[Dataset excerpts]
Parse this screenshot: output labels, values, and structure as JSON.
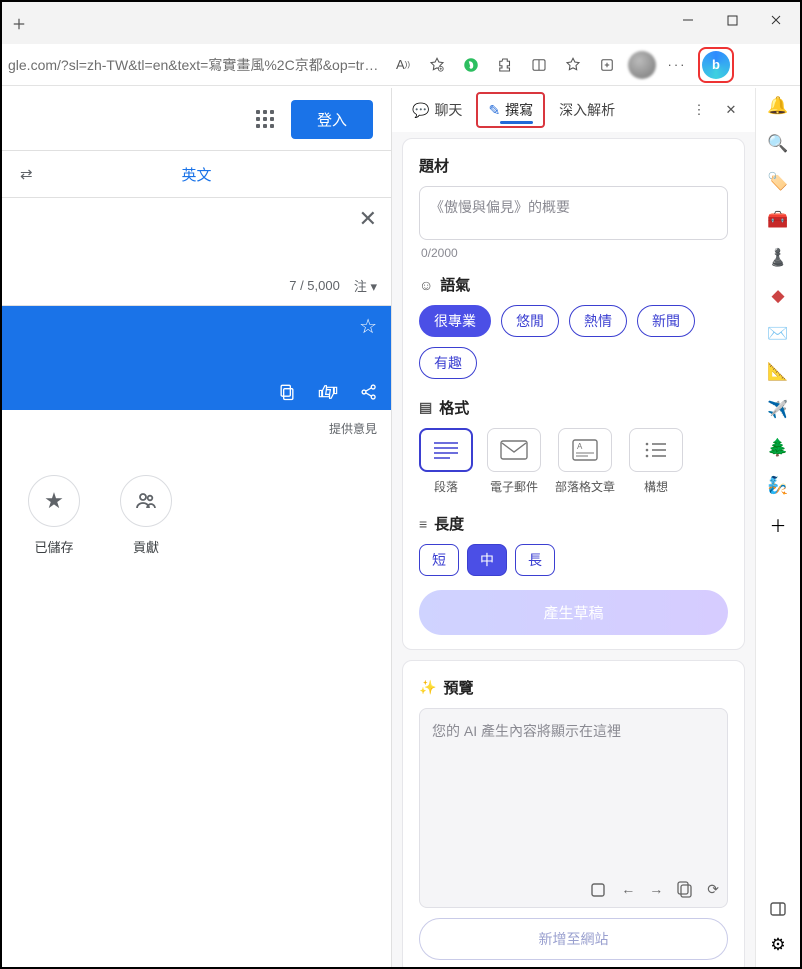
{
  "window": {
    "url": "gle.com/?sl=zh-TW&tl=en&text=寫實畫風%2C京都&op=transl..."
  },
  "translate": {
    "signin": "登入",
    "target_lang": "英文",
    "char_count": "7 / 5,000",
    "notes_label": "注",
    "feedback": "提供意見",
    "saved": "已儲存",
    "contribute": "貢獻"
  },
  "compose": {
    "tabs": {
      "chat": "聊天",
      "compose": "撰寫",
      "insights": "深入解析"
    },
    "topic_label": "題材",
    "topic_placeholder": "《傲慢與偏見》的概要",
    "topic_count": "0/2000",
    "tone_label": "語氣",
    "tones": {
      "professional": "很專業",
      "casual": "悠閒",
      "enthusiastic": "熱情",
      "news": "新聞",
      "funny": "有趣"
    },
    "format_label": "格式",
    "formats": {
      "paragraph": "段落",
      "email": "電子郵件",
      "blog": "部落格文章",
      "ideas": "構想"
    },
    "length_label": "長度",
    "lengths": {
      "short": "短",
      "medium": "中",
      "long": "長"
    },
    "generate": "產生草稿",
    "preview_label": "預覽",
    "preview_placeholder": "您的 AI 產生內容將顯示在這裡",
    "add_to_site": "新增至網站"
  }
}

## Instructions for the task
Restate the full listing verbatim and drop every picture.

## The output
Parse this screenshot: output labels, values, and structure as JSON.
{
  "window": {
    "url": "gle.com/?sl=zh-TW&tl=en&text=寫實畫風%2C京都&op=transl..."
  },
  "translate": {
    "signin": "登入",
    "target_lang": "英文",
    "char_count": "7 / 5,000",
    "notes_label": "注",
    "feedback": "提供意見",
    "saved": "已儲存",
    "contribute": "貢獻"
  },
  "compose": {
    "tabs": {
      "chat": "聊天",
      "compose": "撰寫",
      "insights": "深入解析"
    },
    "topic_label": "題材",
    "topic_placeholder": "《傲慢與偏見》的概要",
    "topic_count": "0/2000",
    "tone_label": "語氣",
    "tones": {
      "professional": "很專業",
      "casual": "悠閒",
      "enthusiastic": "熱情",
      "news": "新聞",
      "funny": "有趣"
    },
    "format_label": "格式",
    "formats": {
      "paragraph": "段落",
      "email": "電子郵件",
      "blog": "部落格文章",
      "ideas": "構想"
    },
    "length_label": "長度",
    "lengths": {
      "short": "短",
      "medium": "中",
      "long": "長"
    },
    "generate": "產生草稿",
    "preview_label": "預覽",
    "preview_placeholder": "您的 AI 產生內容將顯示在這裡",
    "add_to_site": "新增至網站"
  }
}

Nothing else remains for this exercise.